<<<<

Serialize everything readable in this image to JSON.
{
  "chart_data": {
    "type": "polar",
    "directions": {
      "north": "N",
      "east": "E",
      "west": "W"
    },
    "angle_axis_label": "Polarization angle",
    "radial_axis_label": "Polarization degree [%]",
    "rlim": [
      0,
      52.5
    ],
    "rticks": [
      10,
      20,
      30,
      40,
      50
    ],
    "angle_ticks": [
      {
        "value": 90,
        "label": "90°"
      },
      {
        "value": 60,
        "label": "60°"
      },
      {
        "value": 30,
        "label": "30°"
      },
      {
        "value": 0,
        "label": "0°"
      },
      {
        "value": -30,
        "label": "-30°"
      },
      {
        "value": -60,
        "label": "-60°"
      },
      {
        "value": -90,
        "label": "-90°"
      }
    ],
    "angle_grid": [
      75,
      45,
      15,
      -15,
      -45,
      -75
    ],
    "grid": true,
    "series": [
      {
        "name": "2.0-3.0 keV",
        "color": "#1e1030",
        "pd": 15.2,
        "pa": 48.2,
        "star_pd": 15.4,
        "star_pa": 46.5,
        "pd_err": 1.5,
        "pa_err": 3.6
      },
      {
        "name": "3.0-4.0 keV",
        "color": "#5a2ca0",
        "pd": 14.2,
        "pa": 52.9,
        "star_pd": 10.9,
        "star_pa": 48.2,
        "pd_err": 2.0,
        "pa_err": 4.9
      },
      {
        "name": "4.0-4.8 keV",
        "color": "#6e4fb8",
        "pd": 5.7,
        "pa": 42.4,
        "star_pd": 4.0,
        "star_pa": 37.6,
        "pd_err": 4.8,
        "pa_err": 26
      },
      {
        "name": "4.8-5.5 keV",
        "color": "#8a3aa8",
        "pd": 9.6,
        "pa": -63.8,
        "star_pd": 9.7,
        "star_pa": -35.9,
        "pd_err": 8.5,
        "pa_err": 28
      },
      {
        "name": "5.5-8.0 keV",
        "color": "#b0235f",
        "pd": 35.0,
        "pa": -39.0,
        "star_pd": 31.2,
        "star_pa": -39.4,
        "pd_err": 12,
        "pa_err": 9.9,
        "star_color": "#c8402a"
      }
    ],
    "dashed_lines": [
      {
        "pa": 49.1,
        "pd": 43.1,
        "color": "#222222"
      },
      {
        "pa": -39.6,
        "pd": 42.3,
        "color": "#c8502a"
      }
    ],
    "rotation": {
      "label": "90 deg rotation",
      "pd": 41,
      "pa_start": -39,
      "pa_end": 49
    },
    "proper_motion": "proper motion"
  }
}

>>>>
<<<<

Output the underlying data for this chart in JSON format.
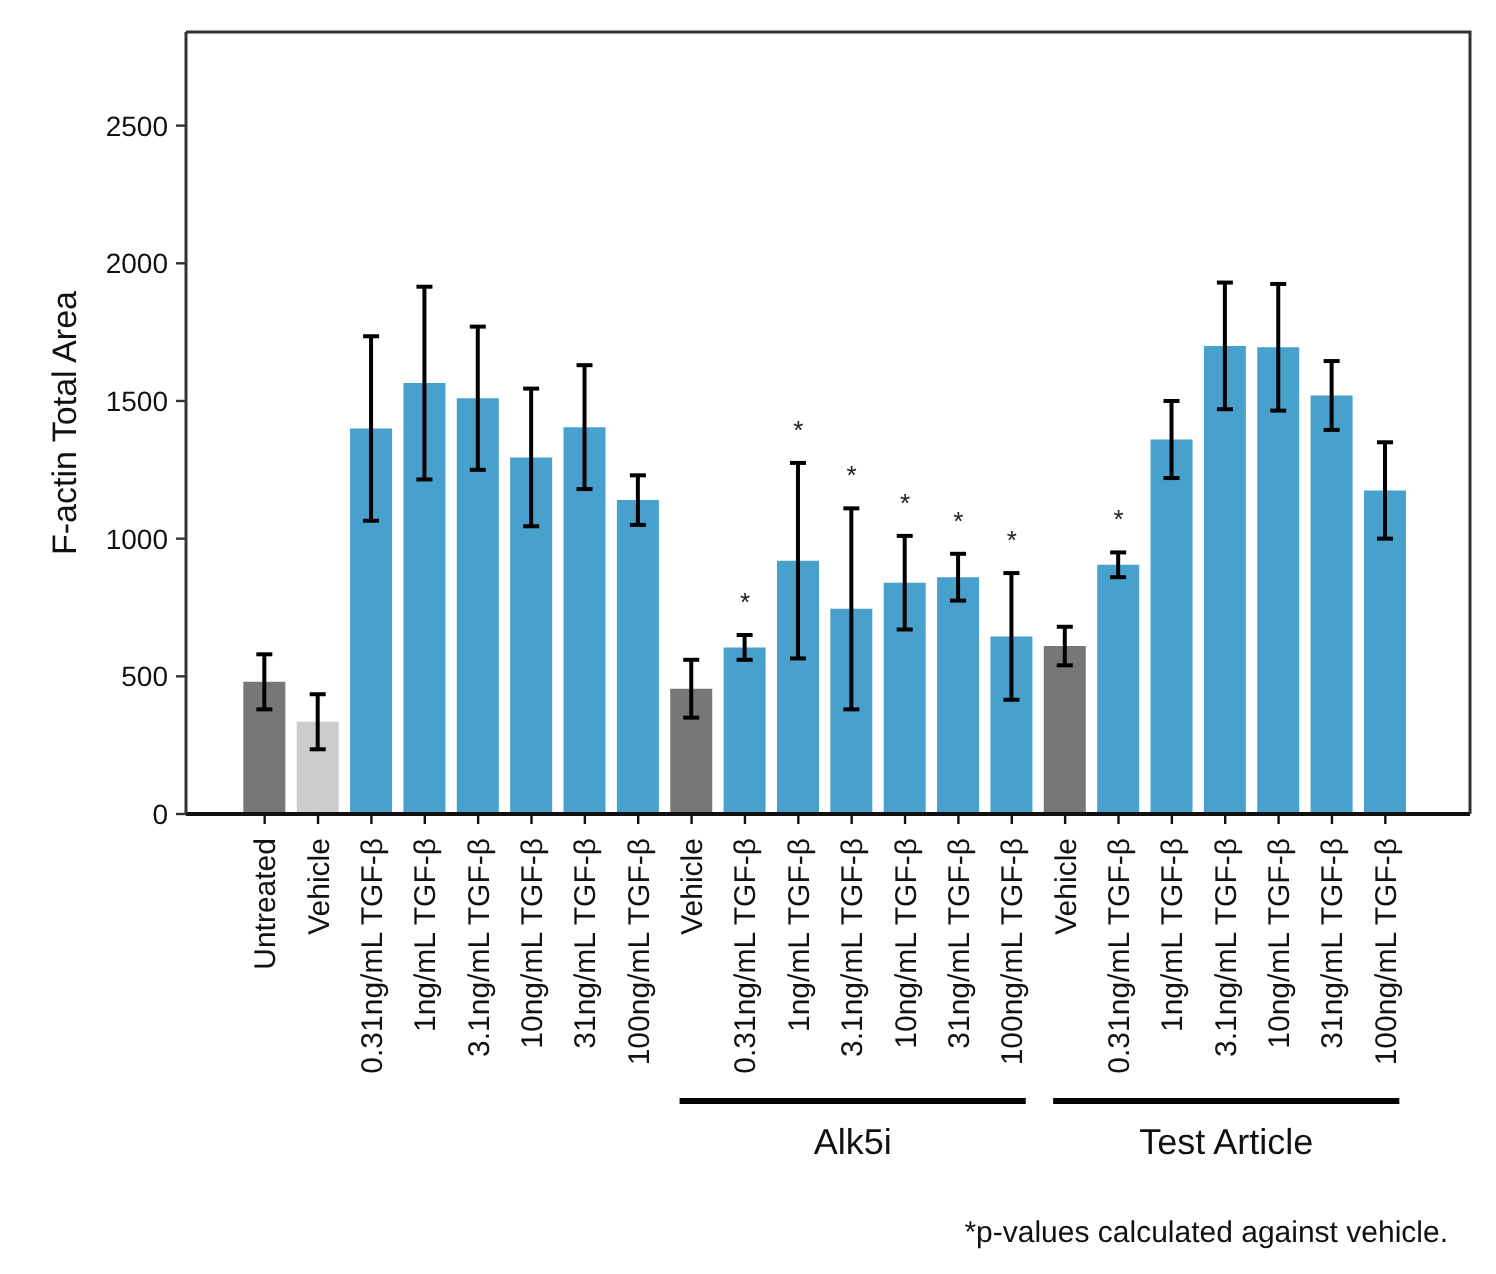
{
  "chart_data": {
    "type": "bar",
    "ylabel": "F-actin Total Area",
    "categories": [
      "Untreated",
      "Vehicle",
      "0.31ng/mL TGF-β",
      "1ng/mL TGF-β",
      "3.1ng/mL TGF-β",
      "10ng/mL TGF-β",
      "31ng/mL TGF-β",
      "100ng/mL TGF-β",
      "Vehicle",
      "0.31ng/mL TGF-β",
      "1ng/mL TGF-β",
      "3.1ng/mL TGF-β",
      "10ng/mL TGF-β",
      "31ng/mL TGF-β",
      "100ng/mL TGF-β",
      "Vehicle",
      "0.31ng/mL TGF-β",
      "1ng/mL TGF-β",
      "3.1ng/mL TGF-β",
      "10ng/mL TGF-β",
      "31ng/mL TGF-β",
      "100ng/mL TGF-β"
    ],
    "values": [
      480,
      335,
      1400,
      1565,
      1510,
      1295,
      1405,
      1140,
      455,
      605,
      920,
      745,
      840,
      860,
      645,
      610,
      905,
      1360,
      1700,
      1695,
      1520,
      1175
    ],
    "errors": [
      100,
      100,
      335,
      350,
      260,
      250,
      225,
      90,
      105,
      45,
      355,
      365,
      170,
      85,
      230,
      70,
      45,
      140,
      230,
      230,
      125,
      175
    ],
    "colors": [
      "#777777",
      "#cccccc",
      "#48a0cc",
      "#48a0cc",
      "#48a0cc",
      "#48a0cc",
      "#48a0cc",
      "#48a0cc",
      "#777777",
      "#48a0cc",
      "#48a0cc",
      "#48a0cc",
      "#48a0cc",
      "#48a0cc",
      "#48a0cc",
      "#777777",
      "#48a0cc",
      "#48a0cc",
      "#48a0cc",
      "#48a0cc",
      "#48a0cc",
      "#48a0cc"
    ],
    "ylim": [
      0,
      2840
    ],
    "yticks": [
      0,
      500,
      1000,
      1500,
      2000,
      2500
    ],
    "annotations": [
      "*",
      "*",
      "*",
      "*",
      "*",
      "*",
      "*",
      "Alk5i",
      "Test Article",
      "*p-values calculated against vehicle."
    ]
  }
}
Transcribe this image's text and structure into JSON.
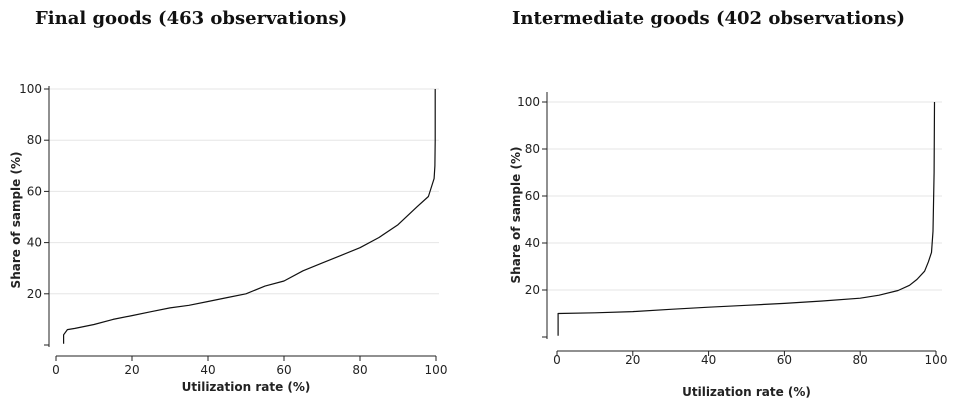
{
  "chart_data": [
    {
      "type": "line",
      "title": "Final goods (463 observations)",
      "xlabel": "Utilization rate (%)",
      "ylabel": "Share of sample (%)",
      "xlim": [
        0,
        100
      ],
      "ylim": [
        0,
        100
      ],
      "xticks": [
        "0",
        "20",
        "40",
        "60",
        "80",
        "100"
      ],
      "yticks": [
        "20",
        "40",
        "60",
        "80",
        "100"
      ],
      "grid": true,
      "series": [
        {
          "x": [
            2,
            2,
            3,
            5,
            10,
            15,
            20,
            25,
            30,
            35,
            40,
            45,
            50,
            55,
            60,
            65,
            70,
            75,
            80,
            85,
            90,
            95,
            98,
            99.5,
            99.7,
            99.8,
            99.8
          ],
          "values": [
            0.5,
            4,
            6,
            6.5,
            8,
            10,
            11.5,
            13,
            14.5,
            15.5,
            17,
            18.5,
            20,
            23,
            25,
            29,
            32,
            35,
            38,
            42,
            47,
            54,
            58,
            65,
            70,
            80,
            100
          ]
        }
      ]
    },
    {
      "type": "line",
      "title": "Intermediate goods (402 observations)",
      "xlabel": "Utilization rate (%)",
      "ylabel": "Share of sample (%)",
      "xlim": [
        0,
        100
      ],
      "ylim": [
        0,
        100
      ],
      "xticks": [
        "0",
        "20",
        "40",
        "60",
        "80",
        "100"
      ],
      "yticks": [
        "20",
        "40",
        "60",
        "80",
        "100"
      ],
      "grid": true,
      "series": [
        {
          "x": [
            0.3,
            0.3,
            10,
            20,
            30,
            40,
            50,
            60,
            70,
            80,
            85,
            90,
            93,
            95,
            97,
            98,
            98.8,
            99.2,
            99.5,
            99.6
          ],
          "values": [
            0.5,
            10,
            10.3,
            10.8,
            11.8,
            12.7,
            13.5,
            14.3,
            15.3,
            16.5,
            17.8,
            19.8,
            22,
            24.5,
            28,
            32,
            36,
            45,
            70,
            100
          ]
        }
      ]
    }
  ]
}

>>>>

Exercise task:
Show each line of the data that contains the string "name".

Answer:
        "name": "2.0-3.0 keV",
        "name": "3.0-4.0 keV",
        "name": "4.0-4.8 keV",
        "name": "4.8-5.5 keV",
        "name": "5.5-8.0 keV",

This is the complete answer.